:: CHALLENGE ::
Select every line containing the word "color" from the material, and copy those lines.

:: GIVEN DATA ::
=-=-=-=-=
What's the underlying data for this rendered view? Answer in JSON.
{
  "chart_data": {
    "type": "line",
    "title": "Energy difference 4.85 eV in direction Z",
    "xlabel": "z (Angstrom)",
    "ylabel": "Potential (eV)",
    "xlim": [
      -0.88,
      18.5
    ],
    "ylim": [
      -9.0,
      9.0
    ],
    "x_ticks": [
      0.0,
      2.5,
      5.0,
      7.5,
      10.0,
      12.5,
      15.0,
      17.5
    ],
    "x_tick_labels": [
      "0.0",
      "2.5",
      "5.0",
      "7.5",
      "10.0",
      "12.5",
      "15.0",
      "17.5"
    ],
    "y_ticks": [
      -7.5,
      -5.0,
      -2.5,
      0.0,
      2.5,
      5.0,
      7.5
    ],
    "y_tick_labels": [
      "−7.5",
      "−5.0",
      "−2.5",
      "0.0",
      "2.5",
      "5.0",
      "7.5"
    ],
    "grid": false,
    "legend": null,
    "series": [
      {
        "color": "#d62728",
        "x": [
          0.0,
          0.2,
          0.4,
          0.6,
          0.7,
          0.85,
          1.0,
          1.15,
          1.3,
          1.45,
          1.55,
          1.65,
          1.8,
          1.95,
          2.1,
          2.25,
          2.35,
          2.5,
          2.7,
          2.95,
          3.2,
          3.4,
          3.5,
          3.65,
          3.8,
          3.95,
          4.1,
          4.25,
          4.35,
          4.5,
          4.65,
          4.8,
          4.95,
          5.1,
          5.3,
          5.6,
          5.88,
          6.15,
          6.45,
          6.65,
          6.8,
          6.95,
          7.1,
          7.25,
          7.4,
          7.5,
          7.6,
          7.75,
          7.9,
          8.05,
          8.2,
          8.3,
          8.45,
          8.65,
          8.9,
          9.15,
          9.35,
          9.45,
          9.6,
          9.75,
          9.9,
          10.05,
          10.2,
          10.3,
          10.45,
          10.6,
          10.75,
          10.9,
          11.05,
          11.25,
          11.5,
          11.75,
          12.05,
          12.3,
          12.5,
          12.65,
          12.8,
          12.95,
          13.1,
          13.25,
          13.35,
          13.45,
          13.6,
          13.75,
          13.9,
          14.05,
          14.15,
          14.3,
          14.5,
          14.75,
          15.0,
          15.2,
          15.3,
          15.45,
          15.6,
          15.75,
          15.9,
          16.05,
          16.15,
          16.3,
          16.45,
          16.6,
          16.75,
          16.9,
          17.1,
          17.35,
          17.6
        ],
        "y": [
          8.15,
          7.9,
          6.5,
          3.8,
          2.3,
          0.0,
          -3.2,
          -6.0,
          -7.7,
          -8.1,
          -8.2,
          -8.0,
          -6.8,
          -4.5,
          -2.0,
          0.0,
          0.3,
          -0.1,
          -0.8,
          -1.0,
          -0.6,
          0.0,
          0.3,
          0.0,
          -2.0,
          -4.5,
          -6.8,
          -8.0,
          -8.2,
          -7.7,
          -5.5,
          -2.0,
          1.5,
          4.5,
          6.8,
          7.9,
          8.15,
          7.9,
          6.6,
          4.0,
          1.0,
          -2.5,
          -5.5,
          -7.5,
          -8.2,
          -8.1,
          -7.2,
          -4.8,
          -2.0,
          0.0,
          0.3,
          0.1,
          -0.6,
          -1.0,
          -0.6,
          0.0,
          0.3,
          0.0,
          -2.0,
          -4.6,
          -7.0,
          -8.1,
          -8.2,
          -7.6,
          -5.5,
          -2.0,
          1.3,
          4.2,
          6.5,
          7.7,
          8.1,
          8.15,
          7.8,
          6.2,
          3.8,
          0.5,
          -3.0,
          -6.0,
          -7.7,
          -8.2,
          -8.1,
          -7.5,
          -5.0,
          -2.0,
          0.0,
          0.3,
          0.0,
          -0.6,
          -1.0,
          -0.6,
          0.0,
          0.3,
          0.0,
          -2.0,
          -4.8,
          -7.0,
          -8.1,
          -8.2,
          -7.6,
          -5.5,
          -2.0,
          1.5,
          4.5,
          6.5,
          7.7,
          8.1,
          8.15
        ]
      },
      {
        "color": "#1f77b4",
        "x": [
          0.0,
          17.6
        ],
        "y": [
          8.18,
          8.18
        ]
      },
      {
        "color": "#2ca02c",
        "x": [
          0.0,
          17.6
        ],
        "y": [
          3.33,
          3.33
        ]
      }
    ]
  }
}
=-=-=-=-=
:: TASK OUTPUT ::
        "color": "#d62728",
        "color": "#1f77b4",
        "color": "#2ca02c",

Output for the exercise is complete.